■ **Recorded data**
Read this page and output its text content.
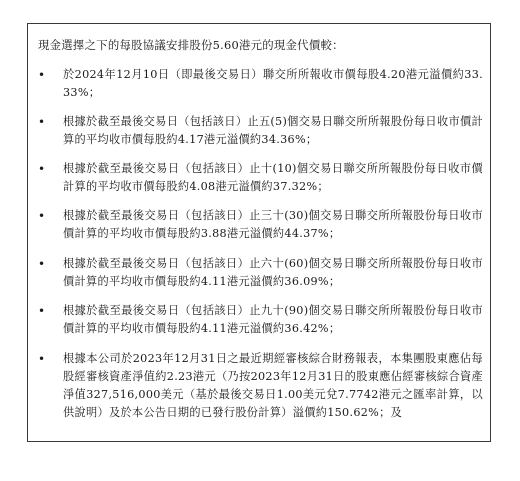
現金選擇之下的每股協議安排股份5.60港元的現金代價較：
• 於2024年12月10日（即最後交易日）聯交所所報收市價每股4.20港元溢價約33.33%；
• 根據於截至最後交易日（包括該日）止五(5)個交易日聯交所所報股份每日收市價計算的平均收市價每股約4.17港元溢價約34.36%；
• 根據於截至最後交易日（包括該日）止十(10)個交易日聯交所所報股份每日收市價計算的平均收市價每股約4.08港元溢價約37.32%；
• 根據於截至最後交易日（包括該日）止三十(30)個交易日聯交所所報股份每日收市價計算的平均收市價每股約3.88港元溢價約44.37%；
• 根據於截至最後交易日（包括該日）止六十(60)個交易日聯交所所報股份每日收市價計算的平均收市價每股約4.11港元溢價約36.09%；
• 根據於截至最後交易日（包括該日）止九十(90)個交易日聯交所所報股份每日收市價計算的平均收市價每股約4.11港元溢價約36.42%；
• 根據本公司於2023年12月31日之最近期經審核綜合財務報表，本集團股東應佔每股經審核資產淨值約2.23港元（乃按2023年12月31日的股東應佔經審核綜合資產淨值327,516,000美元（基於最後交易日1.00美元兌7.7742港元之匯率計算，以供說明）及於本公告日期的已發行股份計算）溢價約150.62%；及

■ **Stated task**
Every entry above should be duplicated exactly. Do not include the images.

■ **Reply to the task**
Read this page and output its text content.
現金選擇之下的每股協議安排股份5.60港元的現金代價較：
• 於2024年12月10日（即最後交易日）聯交所所報收市價每股4.20港元溢價約33.33%；
• 根據於截至最後交易日（包括該日）止五(5)個交易日聯交所所報股份每日收市價計算的平均收市價每股約4.17港元溢價約34.36%；
• 根據於截至最後交易日（包括該日）止十(10)個交易日聯交所所報股份每日收市價計算的平均收市價每股約4.08港元溢價約37.32%；
• 根據於截至最後交易日（包括該日）止三十(30)個交易日聯交所所報股份每日收市價計算的平均收市價每股約3.88港元溢價約44.37%；
• 根據於截至最後交易日（包括該日）止六十(60)個交易日聯交所所報股份每日收市價計算的平均收市價每股約4.11港元溢價約36.09%；
• 根據於截至最後交易日（包括該日）止九十(90)個交易日聯交所所報股份每日收市價計算的平均收市價每股約4.11港元溢價約36.42%；
• 根據本公司於2023年12月31日之最近期經審核綜合財務報表，本集團股東應佔每股經審核資產淨值約2.23港元（乃按2023年12月31日的股東應佔經審核綜合資產淨值327,516,000美元（基於最後交易日1.00美元兌7.7742港元之匯率計算，以供說明）及於本公告日期的已發行股份計算）溢價約150.62%；及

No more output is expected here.